### DATA SUPPLIED
----------

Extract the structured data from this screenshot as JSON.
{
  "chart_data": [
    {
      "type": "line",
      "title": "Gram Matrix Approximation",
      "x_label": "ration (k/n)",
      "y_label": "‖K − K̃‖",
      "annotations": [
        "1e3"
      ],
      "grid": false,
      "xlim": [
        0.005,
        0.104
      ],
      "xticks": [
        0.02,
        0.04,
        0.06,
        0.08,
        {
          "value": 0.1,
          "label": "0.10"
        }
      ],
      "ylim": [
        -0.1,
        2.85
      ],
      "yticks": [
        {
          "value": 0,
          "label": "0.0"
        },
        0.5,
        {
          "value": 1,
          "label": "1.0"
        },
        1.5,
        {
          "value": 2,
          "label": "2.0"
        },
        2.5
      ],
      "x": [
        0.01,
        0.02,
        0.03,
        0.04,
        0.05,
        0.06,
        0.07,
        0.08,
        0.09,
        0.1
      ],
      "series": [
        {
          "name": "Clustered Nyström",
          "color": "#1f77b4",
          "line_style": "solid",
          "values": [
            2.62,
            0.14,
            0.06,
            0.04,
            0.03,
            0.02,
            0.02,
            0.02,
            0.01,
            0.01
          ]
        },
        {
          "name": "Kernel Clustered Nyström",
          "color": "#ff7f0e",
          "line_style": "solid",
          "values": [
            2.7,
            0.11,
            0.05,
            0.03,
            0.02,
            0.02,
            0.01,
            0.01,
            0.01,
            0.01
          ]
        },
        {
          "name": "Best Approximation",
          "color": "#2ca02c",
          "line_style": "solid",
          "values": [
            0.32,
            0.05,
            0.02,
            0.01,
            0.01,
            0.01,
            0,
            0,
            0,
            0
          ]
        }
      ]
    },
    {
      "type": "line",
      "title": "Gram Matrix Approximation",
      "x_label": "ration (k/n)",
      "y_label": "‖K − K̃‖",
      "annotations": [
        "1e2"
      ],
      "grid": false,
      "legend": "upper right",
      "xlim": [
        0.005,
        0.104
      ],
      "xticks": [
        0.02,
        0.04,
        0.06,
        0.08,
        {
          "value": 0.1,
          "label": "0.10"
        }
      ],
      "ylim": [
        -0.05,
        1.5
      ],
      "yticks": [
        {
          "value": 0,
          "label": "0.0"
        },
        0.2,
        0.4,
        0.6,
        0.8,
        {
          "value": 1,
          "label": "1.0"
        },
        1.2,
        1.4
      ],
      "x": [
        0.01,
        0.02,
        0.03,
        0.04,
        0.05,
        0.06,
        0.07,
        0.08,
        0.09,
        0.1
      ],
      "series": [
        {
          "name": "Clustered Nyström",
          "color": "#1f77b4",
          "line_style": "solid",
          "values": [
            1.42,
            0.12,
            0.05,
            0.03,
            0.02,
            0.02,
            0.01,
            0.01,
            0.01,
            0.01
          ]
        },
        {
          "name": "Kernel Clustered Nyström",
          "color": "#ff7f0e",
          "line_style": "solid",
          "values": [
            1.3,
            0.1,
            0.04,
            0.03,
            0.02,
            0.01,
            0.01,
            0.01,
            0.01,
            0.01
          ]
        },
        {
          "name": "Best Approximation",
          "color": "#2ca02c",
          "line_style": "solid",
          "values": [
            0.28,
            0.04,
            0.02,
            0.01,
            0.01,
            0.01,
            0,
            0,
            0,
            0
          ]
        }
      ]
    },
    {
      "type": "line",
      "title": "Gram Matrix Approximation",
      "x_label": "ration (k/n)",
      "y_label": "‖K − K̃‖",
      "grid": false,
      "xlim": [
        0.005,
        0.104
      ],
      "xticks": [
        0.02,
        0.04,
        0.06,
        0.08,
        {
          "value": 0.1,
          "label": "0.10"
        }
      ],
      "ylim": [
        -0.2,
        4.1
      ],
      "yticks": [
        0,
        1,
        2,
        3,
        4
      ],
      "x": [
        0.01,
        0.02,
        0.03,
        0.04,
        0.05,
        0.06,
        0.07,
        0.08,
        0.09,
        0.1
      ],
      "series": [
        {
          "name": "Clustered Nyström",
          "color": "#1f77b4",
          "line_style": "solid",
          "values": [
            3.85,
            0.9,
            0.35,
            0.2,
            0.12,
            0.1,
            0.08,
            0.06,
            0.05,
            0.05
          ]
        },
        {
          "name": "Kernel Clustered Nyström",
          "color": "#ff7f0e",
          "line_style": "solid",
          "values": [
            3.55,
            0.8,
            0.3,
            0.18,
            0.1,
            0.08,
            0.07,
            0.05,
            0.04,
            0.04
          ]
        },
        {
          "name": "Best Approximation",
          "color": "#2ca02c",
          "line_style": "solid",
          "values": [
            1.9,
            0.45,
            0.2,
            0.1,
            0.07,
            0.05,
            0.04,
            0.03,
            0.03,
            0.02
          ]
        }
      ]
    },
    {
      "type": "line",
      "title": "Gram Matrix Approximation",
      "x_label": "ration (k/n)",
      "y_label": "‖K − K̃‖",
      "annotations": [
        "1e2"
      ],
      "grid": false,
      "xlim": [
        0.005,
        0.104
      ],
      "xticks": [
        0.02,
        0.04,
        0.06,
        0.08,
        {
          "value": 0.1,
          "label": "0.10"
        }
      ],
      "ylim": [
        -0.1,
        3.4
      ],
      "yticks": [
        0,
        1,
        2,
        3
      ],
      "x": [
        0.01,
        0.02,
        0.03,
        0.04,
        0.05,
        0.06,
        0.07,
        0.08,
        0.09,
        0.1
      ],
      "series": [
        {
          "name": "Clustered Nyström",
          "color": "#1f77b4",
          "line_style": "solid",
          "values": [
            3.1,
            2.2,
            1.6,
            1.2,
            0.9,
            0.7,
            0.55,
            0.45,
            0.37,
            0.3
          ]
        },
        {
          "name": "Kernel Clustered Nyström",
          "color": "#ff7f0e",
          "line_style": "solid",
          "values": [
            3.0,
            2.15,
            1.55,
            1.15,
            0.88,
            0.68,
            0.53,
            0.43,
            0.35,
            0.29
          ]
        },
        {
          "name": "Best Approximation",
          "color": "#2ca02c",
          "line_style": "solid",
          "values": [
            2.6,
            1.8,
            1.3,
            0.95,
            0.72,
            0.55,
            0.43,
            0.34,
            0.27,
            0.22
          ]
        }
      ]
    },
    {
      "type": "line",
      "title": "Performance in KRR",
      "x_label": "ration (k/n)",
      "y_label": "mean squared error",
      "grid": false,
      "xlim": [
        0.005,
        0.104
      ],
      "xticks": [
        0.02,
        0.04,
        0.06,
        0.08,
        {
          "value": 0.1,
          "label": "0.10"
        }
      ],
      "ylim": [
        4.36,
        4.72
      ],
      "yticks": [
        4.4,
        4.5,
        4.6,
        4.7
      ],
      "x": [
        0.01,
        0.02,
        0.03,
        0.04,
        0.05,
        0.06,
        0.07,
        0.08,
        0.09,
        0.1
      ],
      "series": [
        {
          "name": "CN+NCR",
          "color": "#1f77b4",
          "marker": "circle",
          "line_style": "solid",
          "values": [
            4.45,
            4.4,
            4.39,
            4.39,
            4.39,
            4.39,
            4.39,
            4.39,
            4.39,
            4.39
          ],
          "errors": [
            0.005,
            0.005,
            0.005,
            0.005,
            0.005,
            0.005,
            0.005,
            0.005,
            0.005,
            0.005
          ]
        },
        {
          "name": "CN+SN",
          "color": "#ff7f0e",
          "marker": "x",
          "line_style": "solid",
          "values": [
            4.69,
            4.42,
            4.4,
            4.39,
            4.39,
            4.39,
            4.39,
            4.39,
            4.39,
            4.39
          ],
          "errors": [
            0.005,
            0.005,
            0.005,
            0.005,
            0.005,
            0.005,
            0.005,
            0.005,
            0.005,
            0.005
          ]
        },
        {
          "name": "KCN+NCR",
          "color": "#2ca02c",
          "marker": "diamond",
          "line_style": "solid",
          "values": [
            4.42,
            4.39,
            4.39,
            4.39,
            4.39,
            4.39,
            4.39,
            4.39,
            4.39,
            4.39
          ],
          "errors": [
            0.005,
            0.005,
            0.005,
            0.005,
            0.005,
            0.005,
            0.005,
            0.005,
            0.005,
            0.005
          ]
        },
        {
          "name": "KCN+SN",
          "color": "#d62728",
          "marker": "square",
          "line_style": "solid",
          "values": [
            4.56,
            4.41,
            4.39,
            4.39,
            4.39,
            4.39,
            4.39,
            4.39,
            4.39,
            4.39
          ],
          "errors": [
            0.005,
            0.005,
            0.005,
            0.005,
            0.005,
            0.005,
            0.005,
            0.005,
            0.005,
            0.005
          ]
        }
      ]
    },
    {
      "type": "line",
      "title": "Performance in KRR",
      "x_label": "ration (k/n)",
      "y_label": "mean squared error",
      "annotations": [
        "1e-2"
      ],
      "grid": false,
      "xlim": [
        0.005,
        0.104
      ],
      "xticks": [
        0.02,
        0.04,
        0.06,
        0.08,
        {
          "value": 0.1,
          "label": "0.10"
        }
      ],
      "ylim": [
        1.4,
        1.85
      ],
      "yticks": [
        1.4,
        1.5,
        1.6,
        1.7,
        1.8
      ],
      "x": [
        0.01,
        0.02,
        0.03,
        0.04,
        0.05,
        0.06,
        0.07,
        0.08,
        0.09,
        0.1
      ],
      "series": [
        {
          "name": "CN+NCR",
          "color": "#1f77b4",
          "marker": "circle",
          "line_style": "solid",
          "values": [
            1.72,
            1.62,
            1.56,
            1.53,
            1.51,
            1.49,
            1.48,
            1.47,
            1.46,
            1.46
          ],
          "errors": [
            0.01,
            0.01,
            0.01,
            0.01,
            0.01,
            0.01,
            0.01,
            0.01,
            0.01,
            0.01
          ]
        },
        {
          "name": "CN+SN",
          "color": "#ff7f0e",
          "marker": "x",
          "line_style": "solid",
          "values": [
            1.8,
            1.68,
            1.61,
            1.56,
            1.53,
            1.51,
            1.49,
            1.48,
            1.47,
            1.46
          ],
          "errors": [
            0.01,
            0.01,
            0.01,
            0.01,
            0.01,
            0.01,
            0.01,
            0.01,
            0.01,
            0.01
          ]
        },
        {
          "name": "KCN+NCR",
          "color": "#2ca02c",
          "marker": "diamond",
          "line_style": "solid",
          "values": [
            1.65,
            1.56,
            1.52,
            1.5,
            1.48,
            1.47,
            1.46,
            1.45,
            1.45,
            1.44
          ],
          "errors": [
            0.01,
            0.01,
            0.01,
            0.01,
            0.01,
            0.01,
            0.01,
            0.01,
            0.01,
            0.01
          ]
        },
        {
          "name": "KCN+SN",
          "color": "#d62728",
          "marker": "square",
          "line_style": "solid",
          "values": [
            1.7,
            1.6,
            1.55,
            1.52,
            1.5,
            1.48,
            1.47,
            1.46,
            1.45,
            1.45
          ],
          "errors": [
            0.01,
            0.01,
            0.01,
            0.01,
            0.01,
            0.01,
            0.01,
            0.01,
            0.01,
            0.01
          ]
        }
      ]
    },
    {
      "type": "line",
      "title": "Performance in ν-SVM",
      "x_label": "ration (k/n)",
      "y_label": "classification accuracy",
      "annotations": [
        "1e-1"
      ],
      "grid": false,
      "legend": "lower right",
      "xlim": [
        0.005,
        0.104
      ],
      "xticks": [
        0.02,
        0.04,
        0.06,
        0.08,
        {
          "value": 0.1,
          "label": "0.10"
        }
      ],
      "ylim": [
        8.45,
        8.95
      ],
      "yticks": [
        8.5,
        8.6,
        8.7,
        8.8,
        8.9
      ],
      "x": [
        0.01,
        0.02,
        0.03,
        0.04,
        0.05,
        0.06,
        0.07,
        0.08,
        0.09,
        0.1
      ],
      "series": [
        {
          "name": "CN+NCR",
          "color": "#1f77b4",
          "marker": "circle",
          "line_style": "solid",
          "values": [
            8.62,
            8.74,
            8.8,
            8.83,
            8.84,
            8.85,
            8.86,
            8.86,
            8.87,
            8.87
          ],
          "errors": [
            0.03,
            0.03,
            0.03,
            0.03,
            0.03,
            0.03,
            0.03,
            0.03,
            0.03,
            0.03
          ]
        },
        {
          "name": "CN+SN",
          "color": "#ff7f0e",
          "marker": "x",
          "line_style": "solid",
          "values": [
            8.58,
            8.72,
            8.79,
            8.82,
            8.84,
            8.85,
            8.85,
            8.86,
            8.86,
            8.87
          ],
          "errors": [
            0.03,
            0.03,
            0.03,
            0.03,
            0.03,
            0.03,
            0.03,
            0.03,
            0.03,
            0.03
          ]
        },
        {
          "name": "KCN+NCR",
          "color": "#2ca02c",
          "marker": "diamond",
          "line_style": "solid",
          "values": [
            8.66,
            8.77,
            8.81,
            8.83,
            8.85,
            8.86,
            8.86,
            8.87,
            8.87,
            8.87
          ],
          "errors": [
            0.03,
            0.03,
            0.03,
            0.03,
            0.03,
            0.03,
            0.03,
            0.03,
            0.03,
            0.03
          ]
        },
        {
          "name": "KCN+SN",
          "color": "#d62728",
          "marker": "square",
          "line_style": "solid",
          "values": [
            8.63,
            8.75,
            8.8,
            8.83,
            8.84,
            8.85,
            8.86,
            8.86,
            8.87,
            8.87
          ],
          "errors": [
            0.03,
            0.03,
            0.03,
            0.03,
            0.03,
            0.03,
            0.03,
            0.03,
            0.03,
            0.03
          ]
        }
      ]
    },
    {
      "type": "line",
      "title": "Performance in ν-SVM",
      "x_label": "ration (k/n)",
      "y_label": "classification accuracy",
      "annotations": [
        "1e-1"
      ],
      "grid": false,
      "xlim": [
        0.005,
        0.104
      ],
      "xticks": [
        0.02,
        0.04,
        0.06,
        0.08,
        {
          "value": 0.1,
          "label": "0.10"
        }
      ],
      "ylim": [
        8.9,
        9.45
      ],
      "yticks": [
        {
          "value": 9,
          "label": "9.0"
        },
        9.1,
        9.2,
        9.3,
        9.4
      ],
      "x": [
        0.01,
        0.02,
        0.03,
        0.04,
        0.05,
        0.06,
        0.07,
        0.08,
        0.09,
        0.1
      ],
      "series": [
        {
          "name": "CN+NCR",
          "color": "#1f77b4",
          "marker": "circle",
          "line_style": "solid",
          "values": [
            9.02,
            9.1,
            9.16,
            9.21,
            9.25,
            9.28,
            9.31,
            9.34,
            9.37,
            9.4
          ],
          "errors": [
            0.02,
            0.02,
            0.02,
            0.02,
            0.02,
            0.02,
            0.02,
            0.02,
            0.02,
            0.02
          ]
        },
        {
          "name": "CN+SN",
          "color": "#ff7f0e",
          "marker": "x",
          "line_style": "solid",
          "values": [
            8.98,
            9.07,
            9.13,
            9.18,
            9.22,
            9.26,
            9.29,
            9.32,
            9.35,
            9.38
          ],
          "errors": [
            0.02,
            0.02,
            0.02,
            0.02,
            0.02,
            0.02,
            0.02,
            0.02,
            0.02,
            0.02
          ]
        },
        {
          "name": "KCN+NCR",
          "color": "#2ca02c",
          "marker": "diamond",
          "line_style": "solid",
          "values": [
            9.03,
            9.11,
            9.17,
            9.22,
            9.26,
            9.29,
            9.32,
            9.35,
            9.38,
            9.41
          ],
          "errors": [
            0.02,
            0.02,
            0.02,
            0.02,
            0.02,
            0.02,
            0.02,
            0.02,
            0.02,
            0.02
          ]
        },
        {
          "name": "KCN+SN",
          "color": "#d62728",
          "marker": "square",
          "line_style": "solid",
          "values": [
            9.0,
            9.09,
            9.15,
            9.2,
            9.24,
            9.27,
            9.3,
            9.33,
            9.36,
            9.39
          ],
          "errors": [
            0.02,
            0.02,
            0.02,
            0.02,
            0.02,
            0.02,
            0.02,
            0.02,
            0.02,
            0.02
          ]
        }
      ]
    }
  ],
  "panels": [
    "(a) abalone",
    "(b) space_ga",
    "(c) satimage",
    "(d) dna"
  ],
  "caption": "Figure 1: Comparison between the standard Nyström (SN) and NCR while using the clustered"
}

----------

### SHORT TASK
Above are the entries; count how many of their lines contain the word "legend" and give only that number.

### THE RESPONSE
2